Recorded data
__________________________________________________

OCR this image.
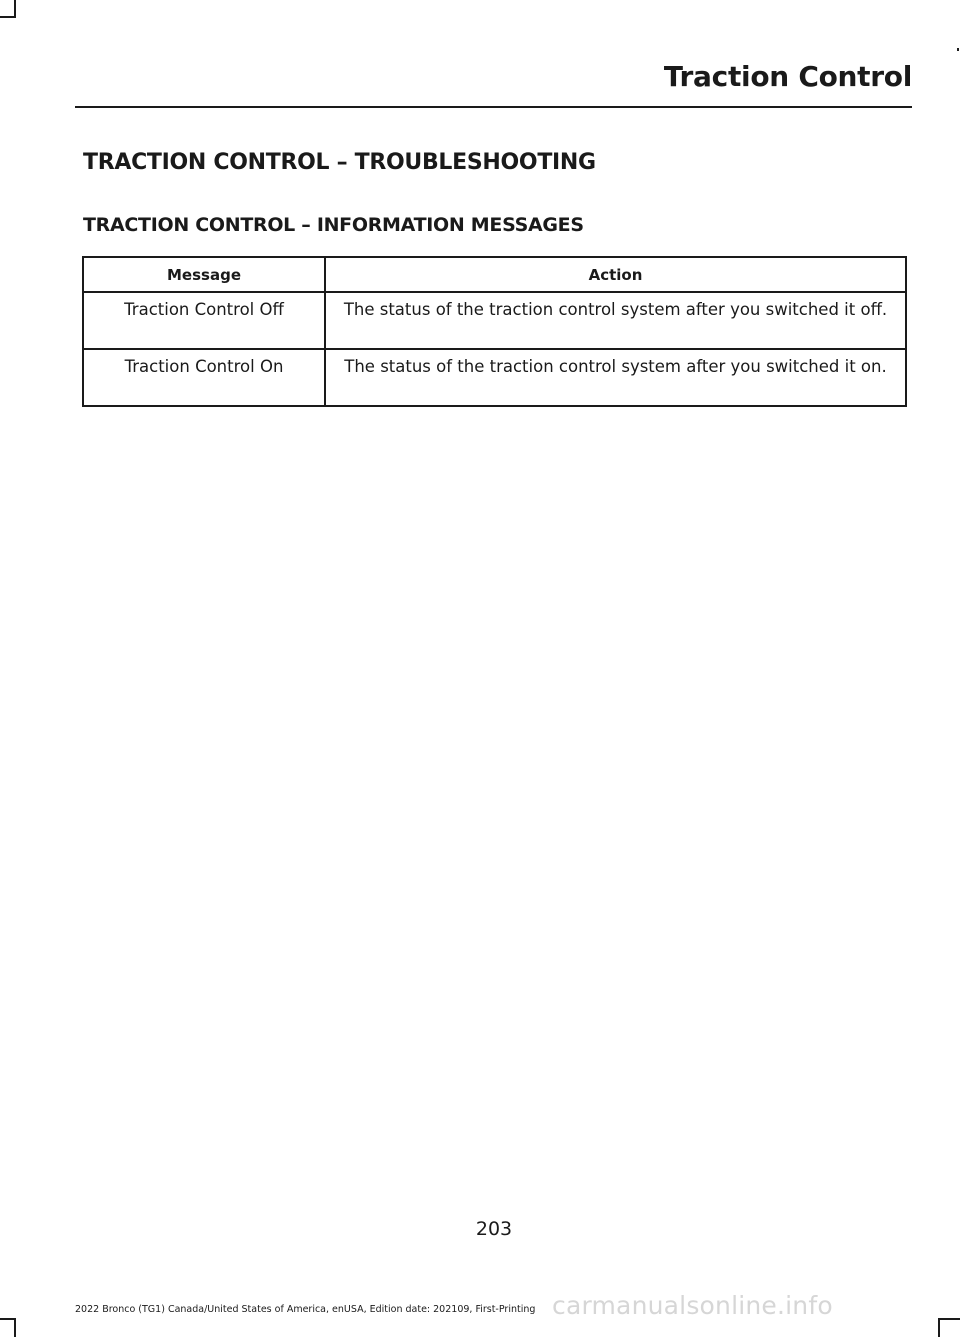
Traction Control
TRACTION CONTROL – TROUBLESHOOTING
TRACTION CONTROL – INFORMATION MESSAGES
Message	Action
Traction Control Off	The status of the traction control system after you switched it off.
Traction Control On	The status of the traction control system after you switched it on.
203
2022 Bronco (TG1) Canada/United States of America, enUSA, Edition date: 202109, First-Printing carmanualsonline.info
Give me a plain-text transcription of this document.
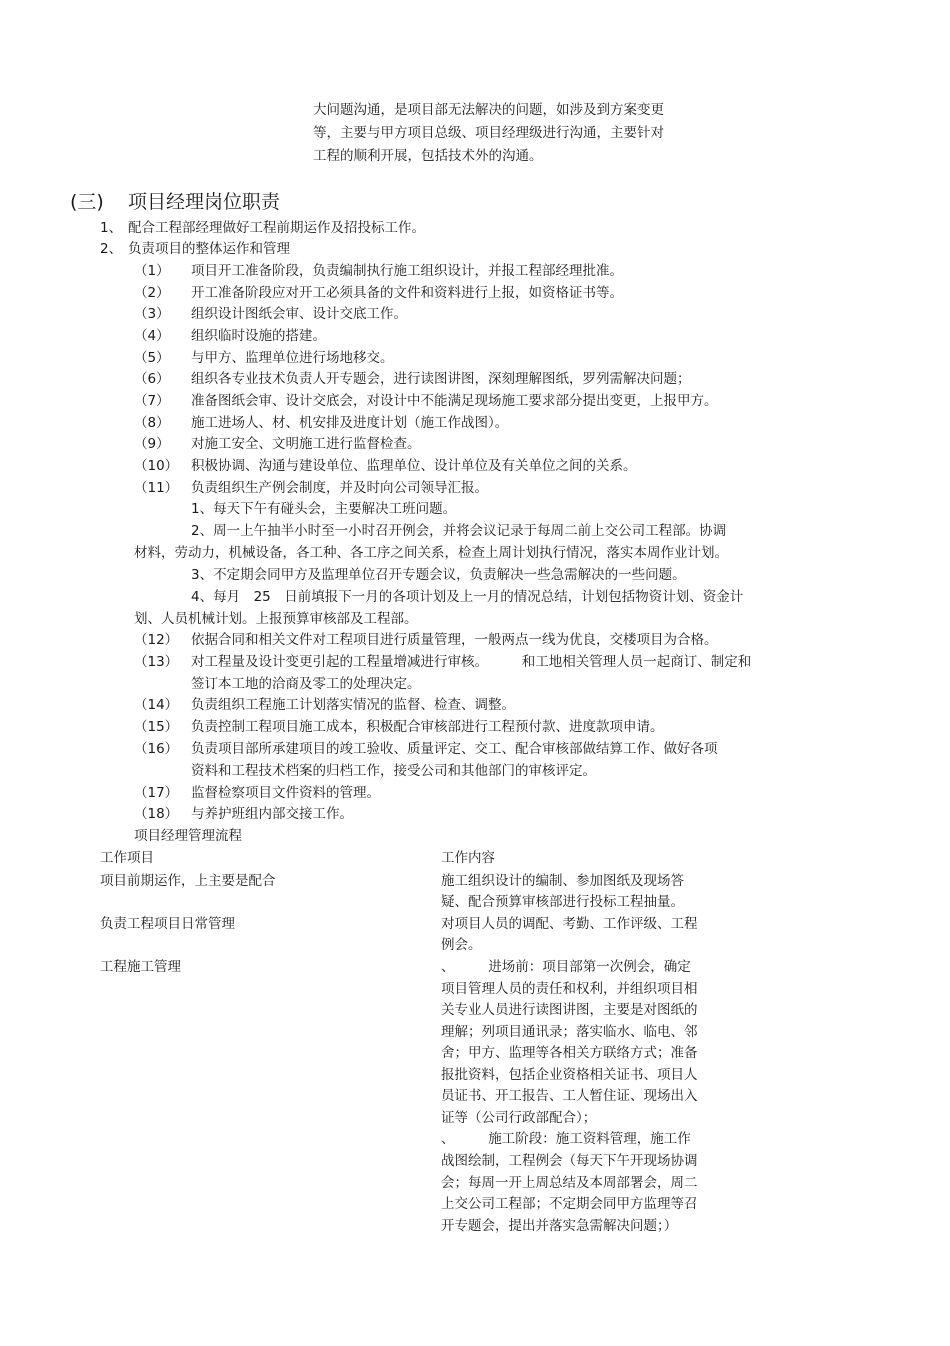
大问题沟通，是项目部无法解决的问题，如涉及到方案变更
等，主要与甲方项目总级、项目经理级进行沟通，主要针对
工程的顺利开展，包括技术外的沟通。
(三) 项目经理岗位职责
1、 配合工程部经理做好工程前期运作及招投标工作。
2、 负责项目的整体运作和管理
（1） 项目开工准备阶段，负责编制执行施工组织设计，并报工程部经理批准。
（2） 开工准备阶段应对开工必须具备的文件和资料进行上报，如资格证书等。
（3） 组织设计图纸会审、设计交底工作。
（4） 组织临时设施的搭建。
（5） 与甲方、监理单位进行场地移交。
（6） 组织各专业技术负责人开专题会，进行读图讲图，深刻理解图纸，罗列需解决问题；
（7） 准备图纸会审、设计交底会，对设计中不能满足现场施工要求部分提出变更，上报甲方。
（8） 施工进场人、材、机安排及进度计划（施工作战图）。
（9） 对施工安全、文明施工进行监督检查。
（10） 积极协调、沟通与建设单位、监理单位、设计单位及有关单位之间的关系。
（11） 负责组织生产例会制度，并及时向公司领导汇报。
1、每天下午有碰头会，主要解决工班问题。
2、周一上午抽半小时至一小时召开例会，并将会议记录于每周二前上交公司工程部。协调
材料，劳动力，机械设备，各工种、各工序之间关系，检查上周计划执行情况，落实本周作业计划。
3、不定期会同甲方及监理单位召开专题会议，负责解决一些急需解决的一些问题。
4、每月　25　日前填报下一月的各项计划及上一月的情况总结，计划包括物资计划、资金计
划、人员机械计划。上报预算审核部及工程部。
（12） 依据合同和相关文件对工程项目进行质量管理，一般两点一线为优良，交楼项目为合格。
（13） 对工程量及设计变更引起的工程量增减进行审核。　　　和工地相关管理人员一起商订、制定和
签订本工地的洽商及零工的处理决定。
（14） 负责组织工程施工计划落实情况的监督、检查、调整。
（15） 负责控制工程项目施工成本，积极配合审核部进行工程预付款、进度款项申请。
（16） 负责项目部所承建项目的竣工验收、质量评定、交工、配合审核部做结算工作、做好各项
资料和工程技术档案的归档工作，接受公司和其他部门的审核评定。
（17） 监督检察项目文件资料的管理。
（18） 与养护班组内部交接工作。
项目经理管理流程
工作项目	工作内容
项目前期运作，上主要是配合	施工组织设计的编制、参加图纸及现场答
疑、配合预算审核部进行投标工程抽量。
负责工程项目日常管理	对项目人员的调配、考勤、工作评级、工程
例会。
工程施工管理	、　　　进场前：项目部第一次例会，确定
项目管理人员的责任和权利，并组织项目相
关专业人员进行读图讲图，主要是对图纸的
理解；列项目通讯录；落实临水、临电、邻
舍；甲方、监理等各相关方联络方式；准备
报批资料，包括企业资格相关证书、项目人
员证书、开工报告、工人暂住证、现场出入
证等（公司行政部配合）；
、　　　施工阶段：施工资料管理，施工作
战图绘制，工程例会（每天下午开现场协调
会；每周一开上周总结及本周部署会，周二
上交公司工程部；不定期会同甲方监理等召
开专题会，提出并落实急需解决问题；）
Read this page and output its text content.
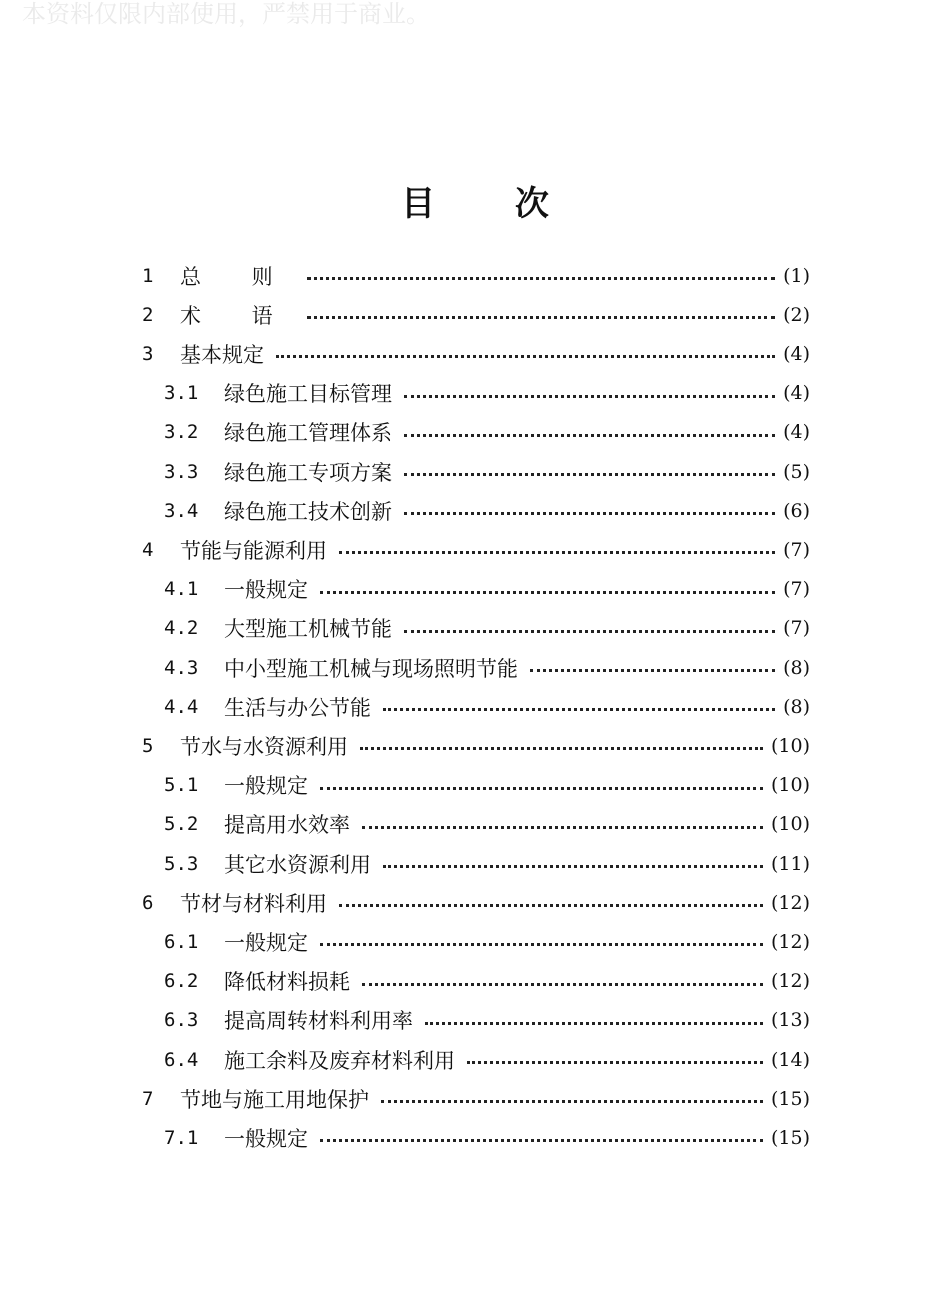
本资料仅限内部使用，严禁用于商业。
目 次
1	总 则	(1)
2	术 语	(2)
3	基本规定	(4)
3.1	绿色施工目标管理	(4)
3.2	绿色施工管理体系	(4)
3.3	绿色施工专项方案	(5)
3.4	绿色施工技术创新	(6)
4	节能与能源利用	(7)
4.1	一般规定	(7)
4.2	大型施工机械节能	(7)
4.3	中小型施工机械与现场照明节能	(8)
4.4	生活与办公节能	(8)
5	节水与水资源利用	(10)
5.1	一般规定	(10)
5.2	提高用水效率	(10)
5.3	其它水资源利用	(11)
6	节材与材料利用	(12)
6.1	一般规定	(12)
6.2	降低材料损耗	(12)
6.3	提高周转材料利用率	(13)
6.4	施工余料及废弃材料利用	(14)
7	节地与施工用地保护	(15)
7.1	一般规定	(15)
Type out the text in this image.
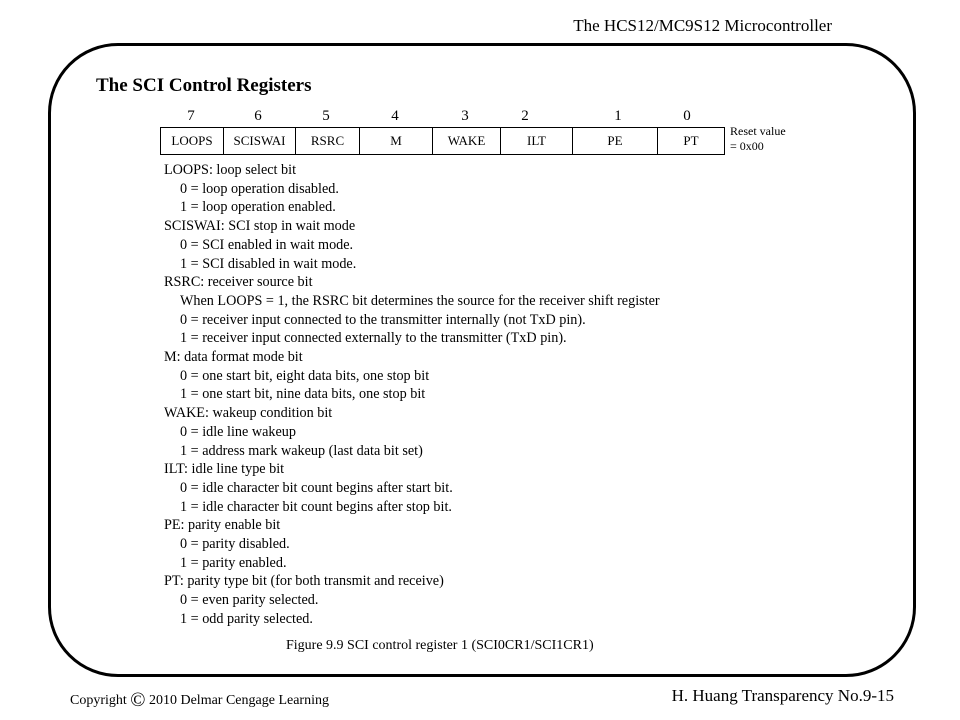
The HCS12/MC9S12 Microcontroller
The SCI Control Registers
7	6	5	4	3	2	1	0
LOOPS	SCISWAI	RSRC	M	WAKE	ILT	PE	PT
Reset value
= 0x00
LOOPS: loop select bit
0 = loop operation disabled.
1 = loop operation enabled.
SCISWAI: SCI stop in wait mode
0 = SCI enabled in wait mode.
1 = SCI disabled in wait mode.
RSRC: receiver source bit
When LOOPS = 1, the RSRC bit determines the source for the receiver shift register
0 = receiver input connected to the transmitter internally (not TxD pin).
1 = receiver input connected externally to the transmitter (TxD pin).
M: data format mode bit
0 = one start bit, eight data bits, one stop bit
1 = one start bit, nine data bits, one stop bit
WAKE: wakeup condition bit
0 = idle line wakeup
1 = address mark wakeup (last data bit set)
ILT: idle line type bit
0 = idle character bit count begins after start bit.
1 = idle character bit count begins after stop bit.
PE: parity enable bit
0 = parity disabled.
1 = parity enabled.
PT: parity type bit (for both transmit and receive)
0 = even parity selected.
1 = odd parity selected.
Figure 9.9 SCI control register 1 (SCI0CR1/SCI1CR1)
Copyright © 2010 Delmar Cengage Learning	H. Huang Transparency No.9-15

__________________________________________________

» **The exercise**
Generate a word-for-word copy of the preceding records, excluding all pictures.

» **Answer below**
OCR this image.
Traction Control
TRACTION CONTROL – TROUBLESHOOTING
TRACTION CONTROL – INFORMATION MESSAGES
Message	Action
Traction Control Off	The status of the traction control system after you switched it off.
Traction Control On	The status of the traction control system after you switched it on.
203
2022 Bronco (TG1) Canada/United States of America, enUSA, Edition date: 202109, First-Printing carmanualsonline.info
Give me a plain-text transcription of this document.
大问题沟通，是项目部无法解决的问题，如涉及到方案变更
等，主要与甲方项目总级、项目经理级进行沟通，主要针对
工程的顺利开展，包括技术外的沟通。
(三) 项目经理岗位职责
1、 配合工程部经理做好工程前期运作及招投标工作。
2、 负责项目的整体运作和管理
（1） 项目开工准备阶段，负责编制执行施工组织设计，并报工程部经理批准。
（2） 开工准备阶段应对开工必须具备的文件和资料进行上报，如资格证书等。
（3） 组织设计图纸会审、设计交底工作。
（4） 组织临时设施的搭建。
（5） 与甲方、监理单位进行场地移交。
（6） 组织各专业技术负责人开专题会，进行读图讲图，深刻理解图纸，罗列需解决问题；
（7） 准备图纸会审、设计交底会，对设计中不能满足现场施工要求部分提出变更，上报甲方。
（8） 施工进场人、材、机安排及进度计划（施工作战图）。
（9） 对施工安全、文明施工进行监督检查。
（10） 积极协调、沟通与建设单位、监理单位、设计单位及有关单位之间的关系。
（11） 负责组织生产例会制度，并及时向公司领导汇报。
1、每天下午有碰头会，主要解决工班问题。
2、周一上午抽半小时至一小时召开例会，并将会议记录于每周二前上交公司工程部。协调
材料，劳动力，机械设备，各工种、各工序之间关系，检查上周计划执行情况，落实本周作业计划。
3、不定期会同甲方及监理单位召开专题会议，负责解决一些急需解决的一些问题。
4、每月　25　日前填报下一月的各项计划及上一月的情况总结，计划包括物资计划、资金计
划、人员机械计划。上报预算审核部及工程部。
（12） 依据合同和相关文件对工程项目进行质量管理，一般两点一线为优良，交楼项目为合格。
（13） 对工程量及设计变更引起的工程量增减进行审核。　　　和工地相关管理人员一起商订、制定和
签订本工地的洽商及零工的处理决定。
（14） 负责组织工程施工计划落实情况的监督、检查、调整。
（15） 负责控制工程项目施工成本，积极配合审核部进行工程预付款、进度款项申请。
（16） 负责项目部所承建项目的竣工验收、质量评定、交工、配合审核部做结算工作、做好各项
资料和工程技术档案的归档工作，接受公司和其他部门的审核评定。
（17） 监督检察项目文件资料的管理。
（18） 与养护班组内部交接工作。
项目经理管理流程
工作项目	工作内容
项目前期运作，上主要是配合	施工组织设计的编制、参加图纸及现场答
疑、配合预算审核部进行投标工程抽量。
负责工程项目日常管理	对项目人员的调配、考勤、工作评级、工程
例会。
工程施工管理	、　　　进场前：项目部第一次例会，确定
项目管理人员的责任和权利，并组织项目相
关专业人员进行读图讲图，主要是对图纸的
理解；列项目通讯录；落实临水、临电、邻
舍；甲方、监理等各相关方联络方式；准备
报批资料，包括企业资格相关证书、项目人
员证书、开工报告、工人暂住证、现场出入
证等（公司行政部配合）；
、　　　施工阶段：施工资料管理，施工作
战图绘制，工程例会（每天下午开现场协调
会；每周一开上周总结及本周部署会，周二
上交公司工程部；不定期会同甲方监理等召
开专题会，提出并落实急需解决问题；）
Read this page and output its text content.
本资料仅限内部使用，严禁用于商业。
目 次
1	总 则	(1)
2	术 语	(2)
3	基本规定	(4)
3.1	绿色施工目标管理	(4)
3.2	绿色施工管理体系	(4)
3.3	绿色施工专项方案	(5)
3.4	绿色施工技术创新	(6)
4	节能与能源利用	(7)
4.1	一般规定	(7)
4.2	大型施工机械节能	(7)
4.3	中小型施工机械与现场照明节能	(8)
4.4	生活与办公节能	(8)
5	节水与水资源利用	(10)
5.1	一般规定	(10)
5.2	提高用水效率	(10)
5.3	其它水资源利用	(11)
6	节材与材料利用	(12)
6.1	一般规定	(12)
6.2	降低材料损耗	(12)
6.3	提高周转材料利用率	(13)
6.4	施工余料及废弃材料利用	(14)
7	节地与施工用地保护	(15)
7.1	一般规定	(15)
Type out the text in this image.
The HCS12/MC9S12 Microcontroller
The SCI Control Registers
7	6	5	4	3	2	1	0
LOOPS	SCISWAI	RSRC	M	WAKE	ILT	PE	PT
Reset value
= 0x00
LOOPS: loop select bit
0 = loop operation disabled.
1 = loop operation enabled.
SCISWAI: SCI stop in wait mode
0 = SCI enabled in wait mode.
1 = SCI disabled in wait mode.
RSRC: receiver source bit
When LOOPS = 1, the RSRC bit determines the source for the receiver shift register
0 = receiver input connected to the transmitter internally (not TxD pin).
1 = receiver input connected externally to the transmitter (TxD pin).
M: data format mode bit
0 = one start bit, eight data bits, one stop bit
1 = one start bit, nine data bits, one stop bit
WAKE: wakeup condition bit
0 = idle line wakeup
1 = address mark wakeup (last data bit set)
ILT: idle line type bit
0 = idle character bit count begins after start bit.
1 = idle character bit count begins after stop bit.
PE: parity enable bit
0 = parity disabled.
1 = parity enabled.
PT: parity type bit (for both transmit and receive)
0 = even parity selected.
1 = odd parity selected.
Figure 9.9 SCI control register 1 (SCI0CR1/SCI1CR1)
Copyright © 2010 Delmar Cengage Learning	H. Huang Transparency No.9-15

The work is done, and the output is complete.